• _Data for processing_:
○ ○ ○ ○ ○

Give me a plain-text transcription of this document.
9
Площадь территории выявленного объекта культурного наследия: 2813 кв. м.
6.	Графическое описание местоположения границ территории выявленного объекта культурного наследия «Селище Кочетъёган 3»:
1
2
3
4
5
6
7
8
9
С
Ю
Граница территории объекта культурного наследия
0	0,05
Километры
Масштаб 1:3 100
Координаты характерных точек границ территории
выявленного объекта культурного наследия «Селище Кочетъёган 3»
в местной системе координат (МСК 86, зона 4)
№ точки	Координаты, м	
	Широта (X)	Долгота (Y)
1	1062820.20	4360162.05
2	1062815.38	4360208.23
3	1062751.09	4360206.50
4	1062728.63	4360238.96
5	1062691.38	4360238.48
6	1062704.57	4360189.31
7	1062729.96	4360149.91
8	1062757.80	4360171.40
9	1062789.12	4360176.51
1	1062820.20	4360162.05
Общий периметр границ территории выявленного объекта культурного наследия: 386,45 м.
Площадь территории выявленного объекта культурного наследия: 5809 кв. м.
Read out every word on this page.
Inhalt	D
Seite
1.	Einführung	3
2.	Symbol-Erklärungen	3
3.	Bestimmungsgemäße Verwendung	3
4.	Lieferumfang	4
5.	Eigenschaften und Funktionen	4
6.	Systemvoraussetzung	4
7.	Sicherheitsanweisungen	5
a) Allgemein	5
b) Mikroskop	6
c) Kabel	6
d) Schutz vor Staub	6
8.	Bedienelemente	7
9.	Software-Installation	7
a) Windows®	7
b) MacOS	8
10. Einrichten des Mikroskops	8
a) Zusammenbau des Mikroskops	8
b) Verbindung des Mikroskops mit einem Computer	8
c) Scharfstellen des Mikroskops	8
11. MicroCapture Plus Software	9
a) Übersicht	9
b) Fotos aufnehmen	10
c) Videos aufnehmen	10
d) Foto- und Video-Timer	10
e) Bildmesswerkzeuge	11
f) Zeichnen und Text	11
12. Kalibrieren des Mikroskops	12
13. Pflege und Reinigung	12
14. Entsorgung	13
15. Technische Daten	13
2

○ ○ ○ ○ ○

Write out only the final block of lines, starting at the line with "Read out every word on this page." and running to the end of the material.

Read out every word on this page.
Inhalt	D
Seite
1.	Einführung	3
2.	Symbol-Erklärungen	3
3.	Bestimmungsgemäße Verwendung	3
4.	Lieferumfang	4
5.	Eigenschaften und Funktionen	4
6.	Systemvoraussetzung	4
7.	Sicherheitsanweisungen	5
a) Allgemein	5
b) Mikroskop	6
c) Kabel	6
d) Schutz vor Staub	6
8.	Bedienelemente	7
9.	Software-Installation	7
a) Windows®	7
b) MacOS	8
10. Einrichten des Mikroskops	8
a) Zusammenbau des Mikroskops	8
b) Verbindung des Mikroskops mit einem Computer	8
c) Scharfstellen des Mikroskops	8
11. MicroCapture Plus Software	9
a) Übersicht	9
b) Fotos aufnehmen	10
c) Videos aufnehmen	10
d) Foto- und Video-Timer	10
e) Bildmesswerkzeuge	11
f) Zeichnen und Text	11
12. Kalibrieren des Mikroskops	12
13. Pflege und Reinigung	12
14. Entsorgung	13
15. Technische Daten	13
2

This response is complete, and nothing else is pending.